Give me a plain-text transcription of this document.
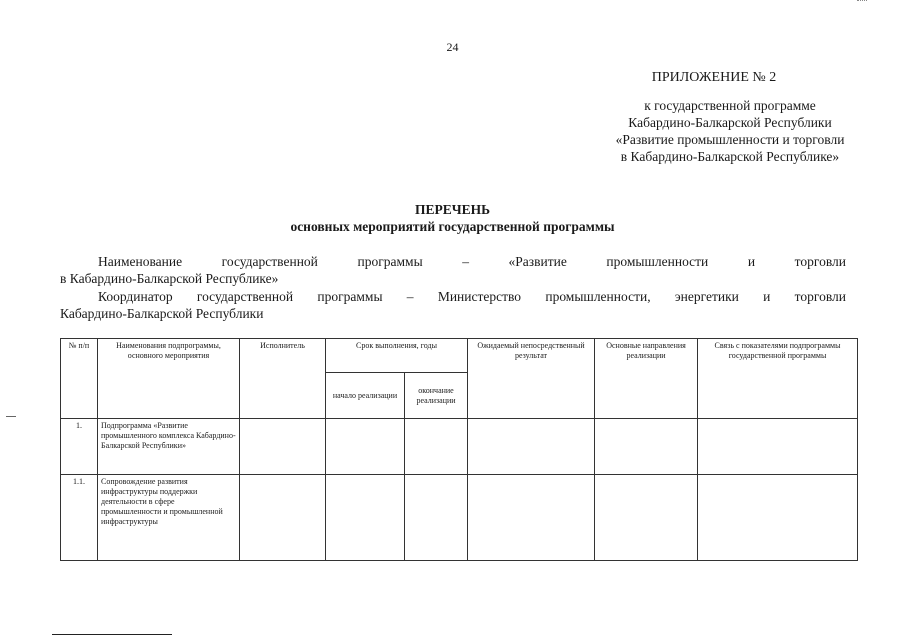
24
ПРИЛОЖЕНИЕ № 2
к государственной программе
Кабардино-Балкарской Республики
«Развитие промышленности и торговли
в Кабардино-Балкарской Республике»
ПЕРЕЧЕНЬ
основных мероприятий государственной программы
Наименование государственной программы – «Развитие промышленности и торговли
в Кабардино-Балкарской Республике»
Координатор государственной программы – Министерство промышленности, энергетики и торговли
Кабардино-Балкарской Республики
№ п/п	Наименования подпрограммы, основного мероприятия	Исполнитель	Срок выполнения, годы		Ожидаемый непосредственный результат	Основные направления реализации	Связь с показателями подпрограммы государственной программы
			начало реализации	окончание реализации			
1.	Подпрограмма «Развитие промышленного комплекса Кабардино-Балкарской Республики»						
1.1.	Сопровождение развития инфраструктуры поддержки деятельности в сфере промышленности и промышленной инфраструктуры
...
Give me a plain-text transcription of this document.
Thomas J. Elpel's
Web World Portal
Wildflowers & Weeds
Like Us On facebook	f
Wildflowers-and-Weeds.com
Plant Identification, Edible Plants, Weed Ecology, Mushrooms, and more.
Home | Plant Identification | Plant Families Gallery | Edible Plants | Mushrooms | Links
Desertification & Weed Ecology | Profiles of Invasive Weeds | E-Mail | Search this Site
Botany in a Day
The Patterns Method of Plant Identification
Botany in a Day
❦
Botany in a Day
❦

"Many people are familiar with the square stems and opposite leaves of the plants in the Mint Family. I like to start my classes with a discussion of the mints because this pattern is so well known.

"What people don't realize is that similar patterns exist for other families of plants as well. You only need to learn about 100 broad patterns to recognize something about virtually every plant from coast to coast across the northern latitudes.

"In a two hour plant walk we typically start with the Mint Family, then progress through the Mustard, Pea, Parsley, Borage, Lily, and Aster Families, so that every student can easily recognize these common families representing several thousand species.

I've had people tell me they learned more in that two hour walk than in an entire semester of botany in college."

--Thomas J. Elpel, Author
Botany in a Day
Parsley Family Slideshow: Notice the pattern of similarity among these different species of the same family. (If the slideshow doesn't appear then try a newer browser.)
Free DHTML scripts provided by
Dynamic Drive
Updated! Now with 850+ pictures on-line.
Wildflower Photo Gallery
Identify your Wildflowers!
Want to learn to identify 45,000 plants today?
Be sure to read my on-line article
==
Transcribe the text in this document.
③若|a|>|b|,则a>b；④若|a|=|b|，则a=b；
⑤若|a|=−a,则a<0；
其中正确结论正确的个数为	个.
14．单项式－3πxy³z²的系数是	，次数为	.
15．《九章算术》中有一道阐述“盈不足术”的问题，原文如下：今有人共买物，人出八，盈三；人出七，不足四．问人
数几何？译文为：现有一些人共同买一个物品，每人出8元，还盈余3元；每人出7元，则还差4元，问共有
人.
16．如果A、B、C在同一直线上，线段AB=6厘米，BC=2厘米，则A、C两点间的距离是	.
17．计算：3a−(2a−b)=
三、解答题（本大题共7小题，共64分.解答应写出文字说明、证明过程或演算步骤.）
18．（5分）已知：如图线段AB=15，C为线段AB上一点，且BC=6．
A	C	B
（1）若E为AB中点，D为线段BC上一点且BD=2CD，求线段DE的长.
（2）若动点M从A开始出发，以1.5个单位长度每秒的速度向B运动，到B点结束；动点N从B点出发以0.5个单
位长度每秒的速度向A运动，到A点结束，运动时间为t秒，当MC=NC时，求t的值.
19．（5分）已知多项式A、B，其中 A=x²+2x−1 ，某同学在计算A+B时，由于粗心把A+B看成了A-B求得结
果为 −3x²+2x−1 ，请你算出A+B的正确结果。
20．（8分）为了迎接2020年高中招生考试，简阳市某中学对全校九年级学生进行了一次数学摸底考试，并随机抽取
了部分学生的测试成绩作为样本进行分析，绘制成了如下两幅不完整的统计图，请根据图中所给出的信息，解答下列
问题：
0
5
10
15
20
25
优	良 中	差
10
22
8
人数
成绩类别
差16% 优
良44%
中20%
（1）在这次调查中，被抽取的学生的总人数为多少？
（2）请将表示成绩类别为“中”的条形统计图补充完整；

## YOUR TASK
Look through the entries and return every line where "people" appears.

## TASK ANSWER
"Many people are familiar with the square stems and opposite leaves of the plants in the Mint Family. I like to start my classes with a discussion of the mints because this pattern is so well known.
"What people don't realize is that similar patterns exist for other families of plants as well. You only need to learn about 100 broad patterns to recognize something about virtually every plant from coast to coast across the northern latitudes.
I've had people tell me they learned more in that two hour walk than in an entire semester of botany in college."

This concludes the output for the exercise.